**THE REQUEST**.
Output the lines below as a JSON list of strings, one string per line and no blank lines, starting with the line containing "I need the location" and going on through the line containing "save-as-button[interactable]: [122, 58, 148, 84]". Include both of those lines and leave out the pictures.

**EXERCISE INPUTS**.

========================================

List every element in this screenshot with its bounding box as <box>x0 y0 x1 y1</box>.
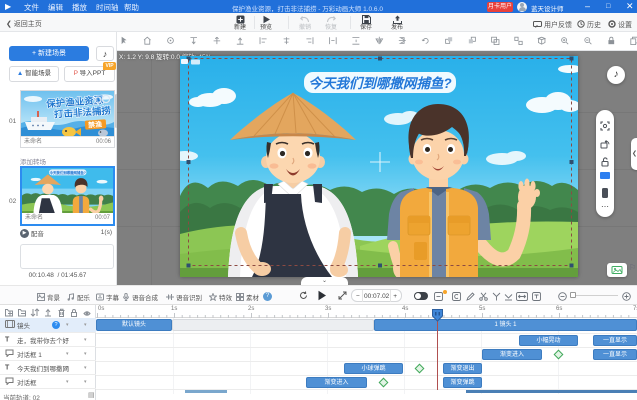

========================================

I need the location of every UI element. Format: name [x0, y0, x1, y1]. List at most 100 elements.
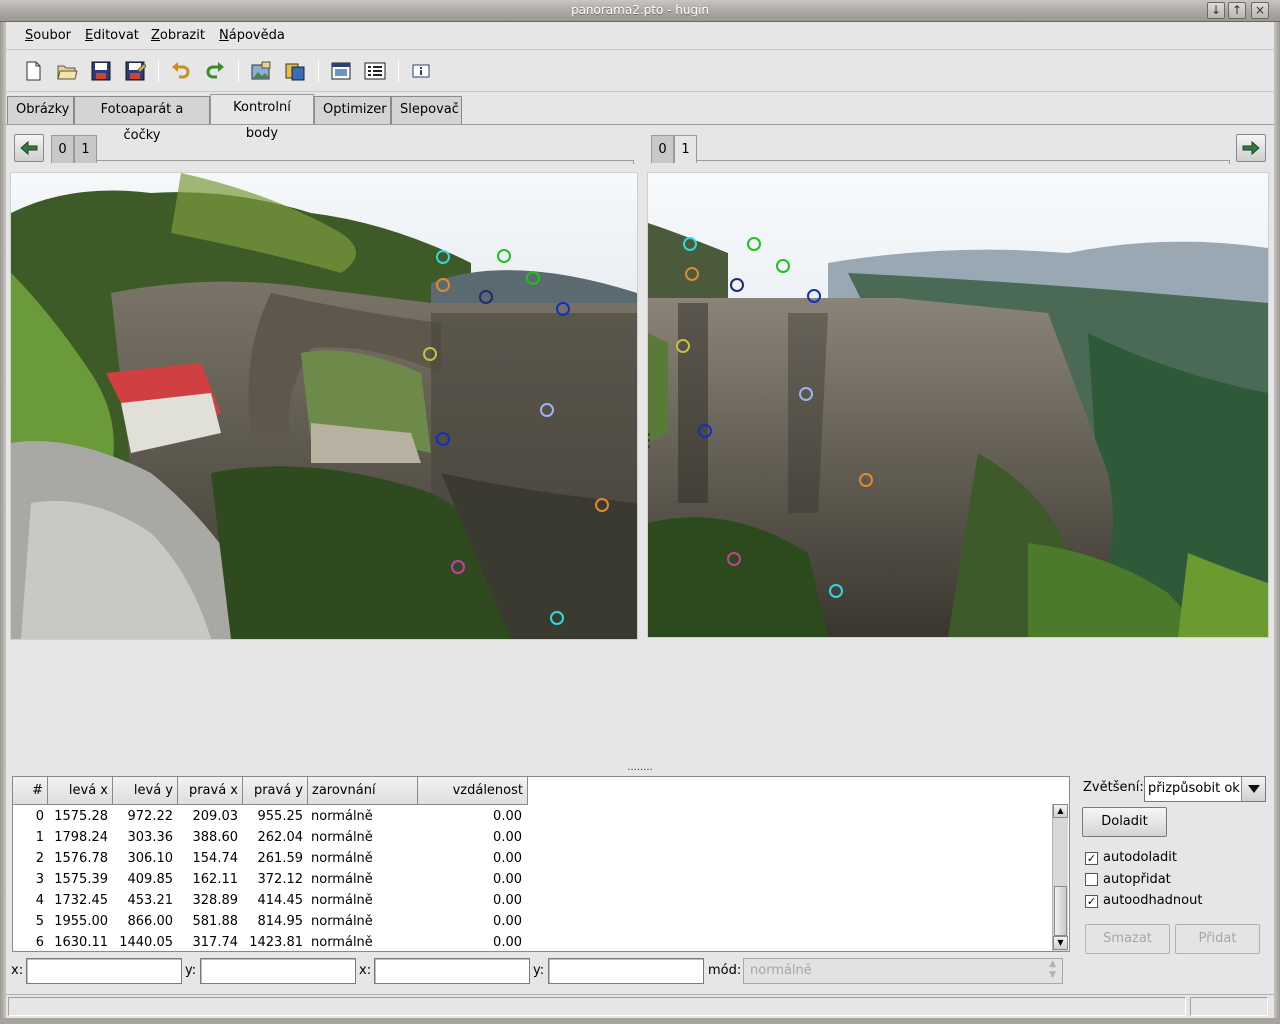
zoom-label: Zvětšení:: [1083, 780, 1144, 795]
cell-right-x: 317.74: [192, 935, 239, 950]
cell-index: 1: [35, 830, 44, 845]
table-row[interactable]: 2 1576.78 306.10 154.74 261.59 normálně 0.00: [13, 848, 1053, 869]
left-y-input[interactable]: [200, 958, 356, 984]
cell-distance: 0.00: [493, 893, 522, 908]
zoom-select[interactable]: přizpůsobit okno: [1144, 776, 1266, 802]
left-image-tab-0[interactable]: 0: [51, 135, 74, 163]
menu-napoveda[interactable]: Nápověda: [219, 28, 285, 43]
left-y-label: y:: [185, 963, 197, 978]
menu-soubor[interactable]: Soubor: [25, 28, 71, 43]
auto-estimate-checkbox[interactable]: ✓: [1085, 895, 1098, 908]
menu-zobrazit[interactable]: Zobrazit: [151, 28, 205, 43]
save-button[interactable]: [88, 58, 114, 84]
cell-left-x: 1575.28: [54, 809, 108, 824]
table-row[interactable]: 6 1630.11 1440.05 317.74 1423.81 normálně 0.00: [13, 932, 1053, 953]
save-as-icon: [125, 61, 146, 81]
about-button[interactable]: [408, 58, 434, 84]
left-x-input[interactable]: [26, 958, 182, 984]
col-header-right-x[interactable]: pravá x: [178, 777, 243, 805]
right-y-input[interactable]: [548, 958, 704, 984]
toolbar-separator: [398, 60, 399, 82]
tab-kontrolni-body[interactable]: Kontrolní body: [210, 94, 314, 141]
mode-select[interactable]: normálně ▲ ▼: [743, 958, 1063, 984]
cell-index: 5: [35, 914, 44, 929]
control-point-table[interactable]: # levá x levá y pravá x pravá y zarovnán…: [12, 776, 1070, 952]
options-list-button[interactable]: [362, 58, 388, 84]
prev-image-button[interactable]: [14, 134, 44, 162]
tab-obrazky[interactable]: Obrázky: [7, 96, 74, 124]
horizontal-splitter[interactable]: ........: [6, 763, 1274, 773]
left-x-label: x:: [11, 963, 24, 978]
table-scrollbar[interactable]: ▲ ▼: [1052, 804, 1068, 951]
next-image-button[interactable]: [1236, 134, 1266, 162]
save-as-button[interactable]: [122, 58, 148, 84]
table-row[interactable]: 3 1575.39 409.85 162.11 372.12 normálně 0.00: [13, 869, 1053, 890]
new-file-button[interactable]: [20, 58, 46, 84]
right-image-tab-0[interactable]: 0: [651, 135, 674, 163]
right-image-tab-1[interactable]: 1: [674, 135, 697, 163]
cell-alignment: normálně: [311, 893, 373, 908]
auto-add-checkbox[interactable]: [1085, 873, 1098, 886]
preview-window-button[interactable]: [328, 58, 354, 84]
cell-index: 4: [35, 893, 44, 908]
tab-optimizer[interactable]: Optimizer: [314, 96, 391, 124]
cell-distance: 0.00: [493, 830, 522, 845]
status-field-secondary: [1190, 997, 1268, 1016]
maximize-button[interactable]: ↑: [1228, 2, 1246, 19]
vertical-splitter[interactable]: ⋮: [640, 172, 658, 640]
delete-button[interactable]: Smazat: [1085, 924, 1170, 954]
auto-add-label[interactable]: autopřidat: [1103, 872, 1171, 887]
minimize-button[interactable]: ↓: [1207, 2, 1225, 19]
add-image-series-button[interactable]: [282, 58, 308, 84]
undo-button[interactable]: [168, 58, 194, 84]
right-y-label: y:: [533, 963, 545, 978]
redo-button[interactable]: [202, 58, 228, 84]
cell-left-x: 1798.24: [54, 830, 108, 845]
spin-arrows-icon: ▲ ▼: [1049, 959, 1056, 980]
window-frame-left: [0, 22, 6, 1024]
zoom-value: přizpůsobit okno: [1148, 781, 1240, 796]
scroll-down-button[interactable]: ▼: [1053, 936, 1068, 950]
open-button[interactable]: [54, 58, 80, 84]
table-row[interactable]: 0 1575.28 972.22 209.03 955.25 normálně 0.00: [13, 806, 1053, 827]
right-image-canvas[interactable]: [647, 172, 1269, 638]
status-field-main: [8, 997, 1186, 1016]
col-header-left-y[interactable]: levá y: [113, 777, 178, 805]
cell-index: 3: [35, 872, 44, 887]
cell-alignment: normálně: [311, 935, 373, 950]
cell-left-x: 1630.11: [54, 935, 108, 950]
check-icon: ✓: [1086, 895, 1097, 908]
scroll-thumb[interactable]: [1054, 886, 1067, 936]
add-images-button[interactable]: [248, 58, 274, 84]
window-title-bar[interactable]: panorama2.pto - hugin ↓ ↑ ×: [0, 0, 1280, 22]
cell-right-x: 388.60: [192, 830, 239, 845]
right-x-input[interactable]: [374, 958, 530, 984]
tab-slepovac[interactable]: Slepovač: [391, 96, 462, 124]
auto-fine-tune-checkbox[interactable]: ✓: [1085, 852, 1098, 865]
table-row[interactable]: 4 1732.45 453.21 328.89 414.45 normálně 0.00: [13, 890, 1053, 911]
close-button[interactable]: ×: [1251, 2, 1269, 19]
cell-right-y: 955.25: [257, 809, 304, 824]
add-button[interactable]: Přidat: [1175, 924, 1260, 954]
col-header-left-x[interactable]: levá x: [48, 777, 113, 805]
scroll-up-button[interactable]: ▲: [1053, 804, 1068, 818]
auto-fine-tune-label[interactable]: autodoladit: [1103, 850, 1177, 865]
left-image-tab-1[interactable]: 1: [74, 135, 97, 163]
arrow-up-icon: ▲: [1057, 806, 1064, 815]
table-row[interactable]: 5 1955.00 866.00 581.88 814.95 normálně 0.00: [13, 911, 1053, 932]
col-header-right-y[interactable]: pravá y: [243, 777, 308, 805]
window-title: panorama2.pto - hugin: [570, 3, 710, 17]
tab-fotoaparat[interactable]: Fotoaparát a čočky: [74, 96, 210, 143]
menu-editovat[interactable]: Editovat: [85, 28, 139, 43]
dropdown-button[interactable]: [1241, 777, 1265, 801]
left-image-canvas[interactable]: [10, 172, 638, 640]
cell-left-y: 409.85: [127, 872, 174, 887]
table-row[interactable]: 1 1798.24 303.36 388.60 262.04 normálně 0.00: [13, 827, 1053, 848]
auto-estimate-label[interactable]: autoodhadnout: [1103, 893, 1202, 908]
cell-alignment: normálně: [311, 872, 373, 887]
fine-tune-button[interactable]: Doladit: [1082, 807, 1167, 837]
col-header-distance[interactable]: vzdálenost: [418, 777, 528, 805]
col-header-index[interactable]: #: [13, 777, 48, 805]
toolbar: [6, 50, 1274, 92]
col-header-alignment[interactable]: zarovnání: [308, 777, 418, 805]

========================================

**THE OUTPUT**.
[
  "I need the location of every UI element. Format: name [x0, y0, x1, y1]. List at most 100 elements.",
  "zoom-label: Zvětšení:: [1083, 780, 1144, 795]",
  "cell-right-x: 317.74: [192, 935, 239, 950]",
  "cell-index: 1: [35, 830, 44, 845]",
  "table-row[interactable]: 2 1576.78 306.10 154.74 261.59 normálně 0.00: [13, 848, 1053, 869]",
  "left-y-input[interactable]: [200, 958, 356, 984]",
  "cell-distance: 0.00: [493, 893, 522, 908]",
  "zoom-select[interactable]: přizpůsobit okno: [1144, 776, 1266, 802]",
  "left-image-tab-0[interactable]: 0: [51, 135, 74, 163]",
  "menu-napoveda[interactable]: Nápověda: [219, 28, 285, 43]",
  "left-y-label: y:: [185, 963, 197, 978]",
  "menu-soubor[interactable]: Soubor: [25, 28, 71, 43]",
  "auto-estimate-checkbox[interactable]: ✓: [1085, 895, 1098, 908]",
  "menu-zobrazit[interactable]: Zobrazit: [151, 28, 205, 43]",
  "save-button[interactable]: [88, 58, 114, 84]",
  "cell-left-x: 1575.28: [54, 809, 108, 824]",
  "table-row[interactable]: 6 1630.11 1440.05 317.74 1423.81 normálně 0.00: [13, 932, 1053, 953]",
  "save-as-icon: [125, 61, 146, 81]",
  "about-button[interactable]: [408, 58, 434, 84]",
  "left-x-input[interactable]: [26, 958, 182, 984]",
  "col-header-right-x[interactable]: pravá x: [178, 777, 243, 805]",
  "right-y-input[interactable]: [548, 958, 704, 984]",
  "toolbar-separator: [398, 60, 399, 82]",
  "tab-kontrolni-body[interactable]: Kontrolní body: [210, 94, 314, 141]",
  "mode-select[interactable]: normálně ▲ ▼: [743, 958, 1063, 984]",
  "cell-index: 5: [35, 914, 44, 929]",
  "control-point-table[interactable]: # levá x levá y pravá x pravá y zarovnán…: [12, 776, 1070, 952]",
  "options-list-button[interactable]: [362, 58, 388, 84]",
  "prev-image-button[interactable]: [14, 134, 44, 162]",
  "tab-obrazky[interactable]: Obrázky: [7, 96, 74, 124]",
  "horizontal-splitter[interactable]: ........: [6, 763, 1274, 773]",
  "left-x-label: x:: [11, 963, 24, 978]",
  "table-scrollbar[interactable]: ▲ ▼: [1052, 804, 1068, 951]",
  "next-image-button[interactable]: [1236, 134, 1266, 162]",
  "save-as-button[interactable]: [122, 58, 148, 84]"
]